• TEXTE SOURCE:
Histoire du rami

Un jeu venu de l’Extrême-Orient par la route de la soie

Comme bien d’autres sujets, l’origine des cartes à jouer s’est en partie perdue avec le temps. Les premières seraient originaires de l’Égypte antique. Leur aspect, les matériaux employés, la façon dont elles se sont retrouvées en possession des gens du peuple… tout cela est sujet à diverses légendes et spéculations. Rien n’est avéré.


Des sources chinoises antérieures au christianisme évoquent des cartes peintes de figures et de symboles, utilisées à des fins mystiques plutôt que comme passe-temps.

Carte d'Eurasie : répartition des cartes à jouer

Elles auraient inspiré le développement simultané et la diffusion progressive des cartes à jouer en Chine, Corée et Inde.

Ces cartes ont ensuite emprunté la route de la soie pour atteindre le califat islamique de la péninsule ibérique. Ce califat exerçait une importante influence culturelle sur l’Occident jusqu’au XVe siècle. Les cartes se sont alors répandues de la péninsule au restant de l’Europe, apportées par des voyageurs.

Aucun document historique connu ne détaille le processus exact ; nous savons simplement que cet enrichissement créatif mutuel n’a pas été arrêté par les frontières culturelles ou géographiques.


Les jeux de cartes : un péché ?

Les dirigeants d’Europe occidentale ont fini par s’alarmer devant l’engouement dû aux cartes à jouer. Il est révélateur de l’époque que la première mention de ce phénomène traite de sa mise au ban et de son interdiction. La première description détaillée des cartes à jouer remonte à 1370 : elle est l’œuvre d’un moine dominicain de Fribourg-en-Brisgau, à l’extrême sud-ouest de l’Allemagne actuelle. Trois ans auparavant, un tribunal de Berne en Suisse avait diabolisé et proscrit le jeu de cartes, « missel du Malin ».

• SEGMENT DE DONNÉES:
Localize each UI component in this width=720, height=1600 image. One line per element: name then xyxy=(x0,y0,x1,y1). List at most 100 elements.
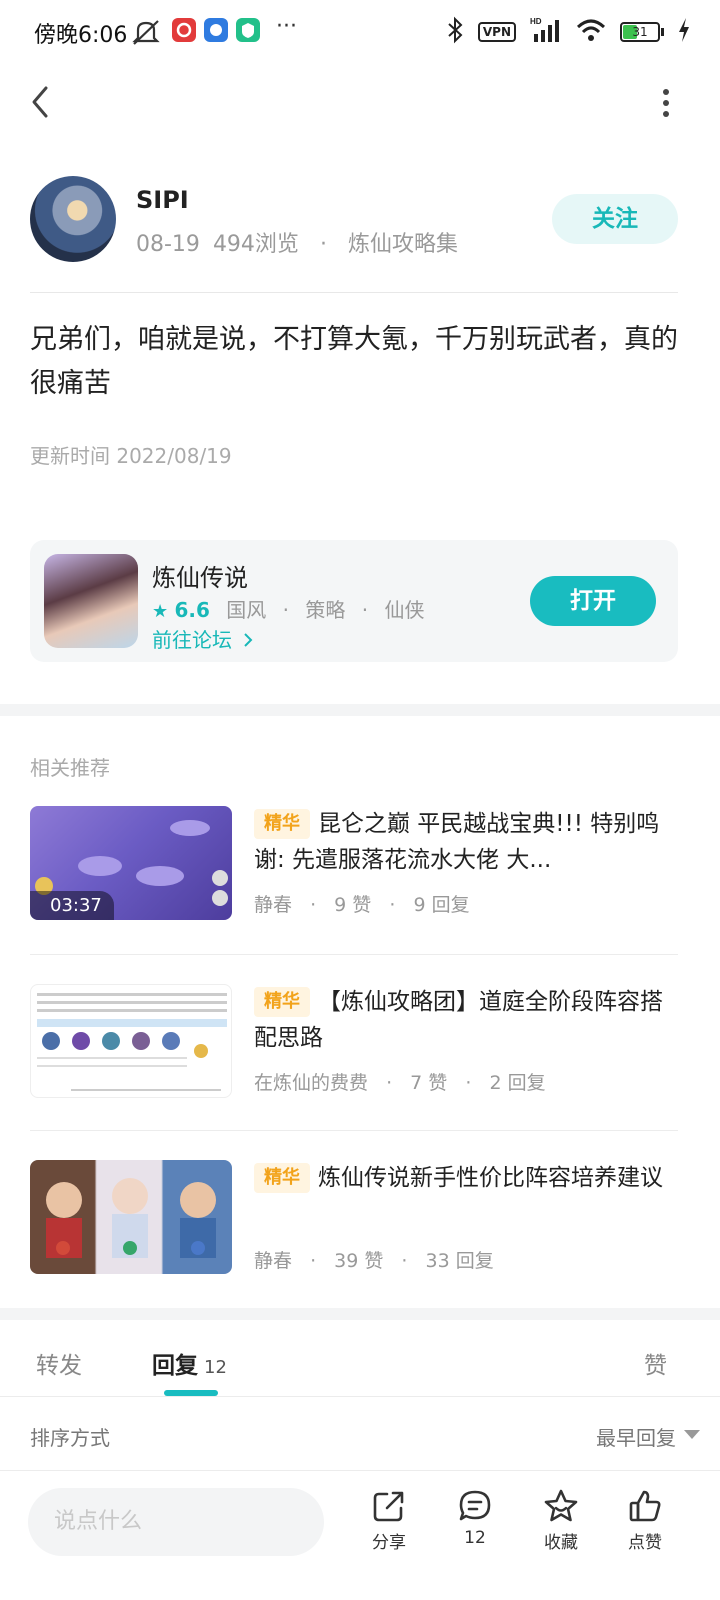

• CONSIGNE A:
Résumez en deux phrases le texte sur l'histoire du rami.
• CONSIGNE B:
Reproduisez fidèlement, dans le texte sur l'histoire du rami, tout ce qui va de « Carte d'Eurasie : répartition » jusqu'à « culturelles ou géographiques. ».

• RÉSULTAT ATTENDU A:
L'origine des cartes à jouer demeure incertaine, mais des sources chinoises antérieures au christianisme évoquent des cartes à usage mystique, et les cartes se seraient diffusées en Chine, en Corée et en Inde avant de rejoindre, par la route de la soie, le califat islamique de la péninsule ibérique, puis le reste de l'Europe. En Europe occidentale, l'engouement qu'elles suscitaient a alarmé les dirigeants : un tribunal de Berne a proscrit le jeu de cartes trois ans avant la première description détaillée, rédigée en 1370 par un moine dominicain de Fribourg-en-Brisgau.

• RÉSULTAT ATTENDU B:
Carte d'Eurasie : répartition des cartes à jouer

Elles auraient inspiré le développement simultané et la diffusion progressive des cartes à jouer en Chine, Corée et Inde.

Ces cartes ont ensuite emprunté la route de la soie pour atteindre le califat islamique de la péninsule ibérique. Ce califat exerçait une importante influence culturelle sur l’Occident jusqu’au XVe siècle. Les cartes se sont alors répandues de la péninsule au restant de l’Europe, apportées par des voyageurs.

Aucun document historique connu ne détaille le processus exact ; nous savons simplement que cet enrichissement créatif mutuel n’a pas été arrêté par les frontières culturelles ou géographiques.